• _Provided information_:
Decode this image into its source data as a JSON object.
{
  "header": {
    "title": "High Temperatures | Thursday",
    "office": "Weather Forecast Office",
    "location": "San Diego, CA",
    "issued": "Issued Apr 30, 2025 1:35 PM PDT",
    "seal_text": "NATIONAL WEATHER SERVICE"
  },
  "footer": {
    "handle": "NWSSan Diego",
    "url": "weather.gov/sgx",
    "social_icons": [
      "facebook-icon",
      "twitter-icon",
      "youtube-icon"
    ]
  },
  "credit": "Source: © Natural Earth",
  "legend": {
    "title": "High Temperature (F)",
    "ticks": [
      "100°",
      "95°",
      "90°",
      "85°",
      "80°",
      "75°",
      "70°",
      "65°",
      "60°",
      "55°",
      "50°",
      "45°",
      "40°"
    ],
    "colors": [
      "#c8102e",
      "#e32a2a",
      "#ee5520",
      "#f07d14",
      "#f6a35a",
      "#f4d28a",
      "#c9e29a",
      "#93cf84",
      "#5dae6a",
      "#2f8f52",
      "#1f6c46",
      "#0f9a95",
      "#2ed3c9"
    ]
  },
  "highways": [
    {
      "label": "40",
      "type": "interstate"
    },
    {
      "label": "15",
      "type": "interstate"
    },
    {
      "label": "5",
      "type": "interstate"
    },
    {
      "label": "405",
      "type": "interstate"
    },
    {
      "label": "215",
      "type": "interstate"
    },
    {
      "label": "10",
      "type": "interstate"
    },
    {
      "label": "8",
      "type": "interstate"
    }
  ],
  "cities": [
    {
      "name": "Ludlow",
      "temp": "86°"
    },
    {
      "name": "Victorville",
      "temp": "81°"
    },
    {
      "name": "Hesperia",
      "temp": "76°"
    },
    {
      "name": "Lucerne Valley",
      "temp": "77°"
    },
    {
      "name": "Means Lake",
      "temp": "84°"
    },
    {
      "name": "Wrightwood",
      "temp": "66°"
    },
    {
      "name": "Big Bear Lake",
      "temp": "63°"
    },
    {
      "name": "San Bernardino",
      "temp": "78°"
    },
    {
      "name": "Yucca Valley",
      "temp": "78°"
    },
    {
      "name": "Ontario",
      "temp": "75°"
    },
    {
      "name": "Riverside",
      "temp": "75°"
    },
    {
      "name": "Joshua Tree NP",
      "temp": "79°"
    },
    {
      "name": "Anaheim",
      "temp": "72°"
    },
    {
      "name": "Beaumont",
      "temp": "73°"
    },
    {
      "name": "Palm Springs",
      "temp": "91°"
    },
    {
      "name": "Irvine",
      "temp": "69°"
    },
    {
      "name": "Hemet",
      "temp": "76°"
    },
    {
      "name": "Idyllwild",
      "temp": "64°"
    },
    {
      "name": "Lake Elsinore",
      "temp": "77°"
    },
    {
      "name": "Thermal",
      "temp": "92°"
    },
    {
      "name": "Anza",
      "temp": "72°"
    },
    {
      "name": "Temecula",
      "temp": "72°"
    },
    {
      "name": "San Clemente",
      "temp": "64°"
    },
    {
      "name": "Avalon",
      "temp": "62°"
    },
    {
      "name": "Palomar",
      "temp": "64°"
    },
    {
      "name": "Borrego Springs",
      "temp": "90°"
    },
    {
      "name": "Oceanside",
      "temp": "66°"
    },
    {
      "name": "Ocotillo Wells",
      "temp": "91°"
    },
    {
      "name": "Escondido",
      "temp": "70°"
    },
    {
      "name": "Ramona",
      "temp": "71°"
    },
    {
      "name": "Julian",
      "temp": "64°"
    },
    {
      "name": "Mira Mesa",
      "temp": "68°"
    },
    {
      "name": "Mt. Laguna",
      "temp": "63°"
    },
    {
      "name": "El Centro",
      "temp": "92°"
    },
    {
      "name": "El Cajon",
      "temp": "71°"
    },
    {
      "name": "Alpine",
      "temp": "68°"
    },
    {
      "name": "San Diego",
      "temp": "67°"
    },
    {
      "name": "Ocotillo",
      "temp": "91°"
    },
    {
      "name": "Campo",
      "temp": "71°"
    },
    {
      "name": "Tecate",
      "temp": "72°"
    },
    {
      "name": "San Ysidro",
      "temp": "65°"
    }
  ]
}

• _Exercise_: Which lines above contain "Diego"? Show each of them.

• _Task solution_:
    "location": "San Diego, CA",
    "handle": "NWSSan Diego",
      "name": "San Diego",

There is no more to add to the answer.